Locate each line with the string "text" in the listing below and copy it.

═══

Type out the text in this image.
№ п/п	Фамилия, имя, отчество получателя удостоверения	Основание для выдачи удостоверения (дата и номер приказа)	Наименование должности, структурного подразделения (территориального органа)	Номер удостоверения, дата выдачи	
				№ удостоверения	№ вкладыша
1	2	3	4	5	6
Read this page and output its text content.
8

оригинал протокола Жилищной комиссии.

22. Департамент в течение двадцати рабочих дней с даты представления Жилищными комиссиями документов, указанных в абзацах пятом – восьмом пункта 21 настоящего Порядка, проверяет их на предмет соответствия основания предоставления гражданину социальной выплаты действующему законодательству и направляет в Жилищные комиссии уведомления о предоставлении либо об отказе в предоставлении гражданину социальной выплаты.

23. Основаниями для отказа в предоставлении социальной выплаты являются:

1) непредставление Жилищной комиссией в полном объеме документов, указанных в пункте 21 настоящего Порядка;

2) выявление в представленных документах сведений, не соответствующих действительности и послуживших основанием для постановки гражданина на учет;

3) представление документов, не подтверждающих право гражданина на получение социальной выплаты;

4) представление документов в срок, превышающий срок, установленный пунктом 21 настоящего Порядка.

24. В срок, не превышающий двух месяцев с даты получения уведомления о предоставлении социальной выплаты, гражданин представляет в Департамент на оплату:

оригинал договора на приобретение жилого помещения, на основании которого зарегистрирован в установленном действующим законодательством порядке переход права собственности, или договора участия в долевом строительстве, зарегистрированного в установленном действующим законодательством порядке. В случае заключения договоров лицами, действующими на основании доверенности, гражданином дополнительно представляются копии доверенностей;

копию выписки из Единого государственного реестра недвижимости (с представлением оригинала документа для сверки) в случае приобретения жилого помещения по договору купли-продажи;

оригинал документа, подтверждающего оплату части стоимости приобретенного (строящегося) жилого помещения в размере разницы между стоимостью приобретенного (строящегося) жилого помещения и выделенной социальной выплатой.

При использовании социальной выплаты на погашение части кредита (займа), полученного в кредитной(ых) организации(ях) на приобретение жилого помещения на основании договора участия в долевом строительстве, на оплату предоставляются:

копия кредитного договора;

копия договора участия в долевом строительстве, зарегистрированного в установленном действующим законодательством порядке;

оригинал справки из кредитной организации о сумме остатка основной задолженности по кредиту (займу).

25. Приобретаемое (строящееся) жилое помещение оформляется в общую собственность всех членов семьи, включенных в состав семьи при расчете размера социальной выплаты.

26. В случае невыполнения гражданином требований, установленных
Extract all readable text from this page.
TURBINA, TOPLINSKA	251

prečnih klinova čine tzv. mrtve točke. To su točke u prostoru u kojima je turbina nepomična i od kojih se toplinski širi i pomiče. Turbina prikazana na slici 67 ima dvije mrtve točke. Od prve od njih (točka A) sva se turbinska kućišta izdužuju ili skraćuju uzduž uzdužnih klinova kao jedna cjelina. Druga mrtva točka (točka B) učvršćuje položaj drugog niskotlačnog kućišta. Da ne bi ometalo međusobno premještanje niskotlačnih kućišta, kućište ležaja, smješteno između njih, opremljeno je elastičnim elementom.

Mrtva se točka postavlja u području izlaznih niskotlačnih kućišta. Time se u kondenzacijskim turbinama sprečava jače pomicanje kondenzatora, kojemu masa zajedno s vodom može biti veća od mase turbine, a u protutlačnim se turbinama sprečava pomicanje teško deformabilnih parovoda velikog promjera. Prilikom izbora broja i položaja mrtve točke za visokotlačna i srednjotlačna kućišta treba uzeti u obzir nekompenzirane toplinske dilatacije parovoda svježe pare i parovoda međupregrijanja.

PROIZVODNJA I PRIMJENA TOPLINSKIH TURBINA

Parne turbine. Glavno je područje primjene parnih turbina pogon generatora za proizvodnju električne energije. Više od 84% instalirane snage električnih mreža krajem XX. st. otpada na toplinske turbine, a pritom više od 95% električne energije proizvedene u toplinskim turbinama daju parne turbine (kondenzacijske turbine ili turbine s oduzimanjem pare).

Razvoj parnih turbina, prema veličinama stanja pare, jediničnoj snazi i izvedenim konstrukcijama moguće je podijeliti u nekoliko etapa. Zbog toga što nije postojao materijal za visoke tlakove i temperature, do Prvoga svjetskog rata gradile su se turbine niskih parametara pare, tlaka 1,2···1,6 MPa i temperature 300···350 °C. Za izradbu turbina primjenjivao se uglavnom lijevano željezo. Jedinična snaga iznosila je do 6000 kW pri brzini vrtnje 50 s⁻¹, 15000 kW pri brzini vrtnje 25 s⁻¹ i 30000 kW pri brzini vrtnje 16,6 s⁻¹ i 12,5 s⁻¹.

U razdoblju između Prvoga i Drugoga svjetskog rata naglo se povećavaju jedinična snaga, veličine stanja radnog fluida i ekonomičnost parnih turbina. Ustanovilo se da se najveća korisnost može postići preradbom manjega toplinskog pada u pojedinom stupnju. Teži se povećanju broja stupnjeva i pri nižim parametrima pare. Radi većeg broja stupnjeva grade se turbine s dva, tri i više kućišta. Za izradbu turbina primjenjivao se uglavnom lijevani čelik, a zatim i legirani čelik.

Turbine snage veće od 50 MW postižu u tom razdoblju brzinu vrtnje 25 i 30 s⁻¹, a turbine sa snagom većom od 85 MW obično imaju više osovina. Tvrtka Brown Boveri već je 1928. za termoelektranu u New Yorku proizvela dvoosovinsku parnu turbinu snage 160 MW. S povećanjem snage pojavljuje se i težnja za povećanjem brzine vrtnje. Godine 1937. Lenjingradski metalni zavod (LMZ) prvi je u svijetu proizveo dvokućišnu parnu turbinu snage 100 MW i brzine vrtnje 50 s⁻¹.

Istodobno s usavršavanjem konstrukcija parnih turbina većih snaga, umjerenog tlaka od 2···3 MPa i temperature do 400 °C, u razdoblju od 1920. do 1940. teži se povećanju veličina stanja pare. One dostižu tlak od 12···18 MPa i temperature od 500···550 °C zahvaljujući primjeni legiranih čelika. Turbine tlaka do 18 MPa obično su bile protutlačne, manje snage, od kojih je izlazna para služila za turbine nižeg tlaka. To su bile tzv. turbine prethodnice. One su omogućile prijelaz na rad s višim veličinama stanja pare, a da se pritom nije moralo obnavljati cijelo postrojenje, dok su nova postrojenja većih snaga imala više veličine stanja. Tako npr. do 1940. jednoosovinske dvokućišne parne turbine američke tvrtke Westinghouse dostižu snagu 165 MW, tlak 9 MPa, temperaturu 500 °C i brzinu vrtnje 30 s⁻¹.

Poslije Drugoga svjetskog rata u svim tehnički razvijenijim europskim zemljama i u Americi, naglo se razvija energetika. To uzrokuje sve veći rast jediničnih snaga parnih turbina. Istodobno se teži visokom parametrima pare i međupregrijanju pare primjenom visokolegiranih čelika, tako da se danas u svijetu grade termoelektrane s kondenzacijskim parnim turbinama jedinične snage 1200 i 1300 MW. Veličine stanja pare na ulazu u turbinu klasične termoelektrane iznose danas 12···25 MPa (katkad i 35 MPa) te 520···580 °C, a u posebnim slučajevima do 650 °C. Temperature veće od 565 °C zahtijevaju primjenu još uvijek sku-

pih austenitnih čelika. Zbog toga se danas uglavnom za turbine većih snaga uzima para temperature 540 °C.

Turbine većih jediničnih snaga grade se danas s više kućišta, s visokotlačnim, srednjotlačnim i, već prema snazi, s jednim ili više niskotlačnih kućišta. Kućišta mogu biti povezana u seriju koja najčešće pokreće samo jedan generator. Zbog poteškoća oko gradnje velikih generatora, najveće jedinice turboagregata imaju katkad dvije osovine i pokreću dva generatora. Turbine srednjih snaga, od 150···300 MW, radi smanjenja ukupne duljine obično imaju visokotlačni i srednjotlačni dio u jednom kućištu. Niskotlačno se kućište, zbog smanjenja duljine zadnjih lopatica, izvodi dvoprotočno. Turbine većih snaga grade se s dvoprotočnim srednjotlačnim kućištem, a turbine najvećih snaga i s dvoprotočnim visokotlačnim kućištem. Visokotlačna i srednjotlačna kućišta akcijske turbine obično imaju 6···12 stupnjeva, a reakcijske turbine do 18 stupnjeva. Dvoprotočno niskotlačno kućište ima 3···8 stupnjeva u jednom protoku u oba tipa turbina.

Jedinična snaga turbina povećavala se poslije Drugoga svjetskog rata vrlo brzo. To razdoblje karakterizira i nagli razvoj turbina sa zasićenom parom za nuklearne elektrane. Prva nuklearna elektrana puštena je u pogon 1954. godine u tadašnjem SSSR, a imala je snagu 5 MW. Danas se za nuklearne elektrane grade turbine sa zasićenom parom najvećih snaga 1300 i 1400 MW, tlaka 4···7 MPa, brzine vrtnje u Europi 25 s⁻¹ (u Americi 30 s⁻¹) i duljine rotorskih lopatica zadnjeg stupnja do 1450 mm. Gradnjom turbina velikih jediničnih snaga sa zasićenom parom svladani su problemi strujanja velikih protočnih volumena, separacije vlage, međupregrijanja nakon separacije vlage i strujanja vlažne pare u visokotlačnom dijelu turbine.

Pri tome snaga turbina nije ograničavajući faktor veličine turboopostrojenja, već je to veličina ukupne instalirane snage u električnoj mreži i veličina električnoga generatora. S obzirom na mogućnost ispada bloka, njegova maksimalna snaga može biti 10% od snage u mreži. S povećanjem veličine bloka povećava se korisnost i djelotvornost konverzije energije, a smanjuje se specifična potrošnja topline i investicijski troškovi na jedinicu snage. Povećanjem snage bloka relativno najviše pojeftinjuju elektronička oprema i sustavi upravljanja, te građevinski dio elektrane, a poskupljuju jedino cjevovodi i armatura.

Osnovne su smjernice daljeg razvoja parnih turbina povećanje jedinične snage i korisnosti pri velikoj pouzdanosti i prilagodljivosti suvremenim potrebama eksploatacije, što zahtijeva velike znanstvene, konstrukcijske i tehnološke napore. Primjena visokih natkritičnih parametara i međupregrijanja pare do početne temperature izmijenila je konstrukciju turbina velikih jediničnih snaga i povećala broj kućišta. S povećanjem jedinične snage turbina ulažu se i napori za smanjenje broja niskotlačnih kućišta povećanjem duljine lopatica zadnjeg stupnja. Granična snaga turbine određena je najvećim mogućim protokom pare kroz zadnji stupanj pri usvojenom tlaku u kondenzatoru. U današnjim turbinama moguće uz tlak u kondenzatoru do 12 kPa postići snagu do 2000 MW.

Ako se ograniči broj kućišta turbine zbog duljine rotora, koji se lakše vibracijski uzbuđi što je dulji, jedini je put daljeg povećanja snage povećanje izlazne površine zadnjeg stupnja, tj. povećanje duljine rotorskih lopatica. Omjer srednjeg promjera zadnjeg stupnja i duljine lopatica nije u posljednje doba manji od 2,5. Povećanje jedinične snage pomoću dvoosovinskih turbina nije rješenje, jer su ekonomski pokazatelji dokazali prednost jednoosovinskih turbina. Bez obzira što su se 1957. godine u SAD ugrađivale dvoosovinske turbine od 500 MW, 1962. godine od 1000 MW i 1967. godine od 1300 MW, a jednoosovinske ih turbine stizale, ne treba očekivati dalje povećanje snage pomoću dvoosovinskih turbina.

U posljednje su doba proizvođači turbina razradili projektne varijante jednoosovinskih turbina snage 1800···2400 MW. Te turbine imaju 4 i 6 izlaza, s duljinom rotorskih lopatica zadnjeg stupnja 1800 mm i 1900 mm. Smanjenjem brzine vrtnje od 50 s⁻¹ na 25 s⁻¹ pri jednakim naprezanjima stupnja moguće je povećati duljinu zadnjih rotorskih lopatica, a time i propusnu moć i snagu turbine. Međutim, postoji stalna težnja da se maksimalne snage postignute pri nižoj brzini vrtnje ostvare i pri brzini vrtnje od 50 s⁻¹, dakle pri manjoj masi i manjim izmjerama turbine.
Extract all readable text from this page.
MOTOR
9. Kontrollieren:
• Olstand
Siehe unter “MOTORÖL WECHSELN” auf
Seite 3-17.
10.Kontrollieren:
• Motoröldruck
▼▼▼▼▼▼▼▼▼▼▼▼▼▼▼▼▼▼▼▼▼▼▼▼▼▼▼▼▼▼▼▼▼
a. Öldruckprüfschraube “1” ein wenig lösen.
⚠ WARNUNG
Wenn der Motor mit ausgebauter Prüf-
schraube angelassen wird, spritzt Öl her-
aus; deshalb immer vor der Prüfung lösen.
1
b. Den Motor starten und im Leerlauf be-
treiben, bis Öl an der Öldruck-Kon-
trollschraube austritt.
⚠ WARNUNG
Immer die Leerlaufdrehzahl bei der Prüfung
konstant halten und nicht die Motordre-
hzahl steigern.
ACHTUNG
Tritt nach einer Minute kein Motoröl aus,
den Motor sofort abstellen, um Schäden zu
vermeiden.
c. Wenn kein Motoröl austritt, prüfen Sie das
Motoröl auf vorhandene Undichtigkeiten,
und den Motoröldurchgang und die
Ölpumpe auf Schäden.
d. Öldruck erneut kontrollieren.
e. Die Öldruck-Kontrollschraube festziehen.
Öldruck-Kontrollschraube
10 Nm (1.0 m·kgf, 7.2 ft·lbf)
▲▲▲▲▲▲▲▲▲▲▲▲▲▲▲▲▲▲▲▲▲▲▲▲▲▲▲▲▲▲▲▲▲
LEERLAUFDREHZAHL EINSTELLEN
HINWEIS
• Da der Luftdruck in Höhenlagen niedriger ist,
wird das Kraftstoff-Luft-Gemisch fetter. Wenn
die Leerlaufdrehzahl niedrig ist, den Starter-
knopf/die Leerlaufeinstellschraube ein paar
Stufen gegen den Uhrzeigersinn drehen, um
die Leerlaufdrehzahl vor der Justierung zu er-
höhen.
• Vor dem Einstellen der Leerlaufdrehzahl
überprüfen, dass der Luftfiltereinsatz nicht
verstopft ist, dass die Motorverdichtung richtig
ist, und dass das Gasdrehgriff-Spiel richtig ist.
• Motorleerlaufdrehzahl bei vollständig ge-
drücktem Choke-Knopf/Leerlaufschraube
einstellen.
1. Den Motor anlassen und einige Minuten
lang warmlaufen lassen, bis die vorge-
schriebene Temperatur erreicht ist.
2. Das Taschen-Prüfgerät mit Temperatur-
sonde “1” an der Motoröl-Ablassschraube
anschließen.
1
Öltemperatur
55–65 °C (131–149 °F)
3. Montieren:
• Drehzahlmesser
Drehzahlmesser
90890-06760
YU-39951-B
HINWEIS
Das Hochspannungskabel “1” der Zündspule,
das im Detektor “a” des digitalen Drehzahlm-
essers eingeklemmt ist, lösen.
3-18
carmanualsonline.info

═══

### Result of the task
Type out the text in this image.
Read this page and output its text content.
Extract all readable text from this page.
Extract all readable text from this page.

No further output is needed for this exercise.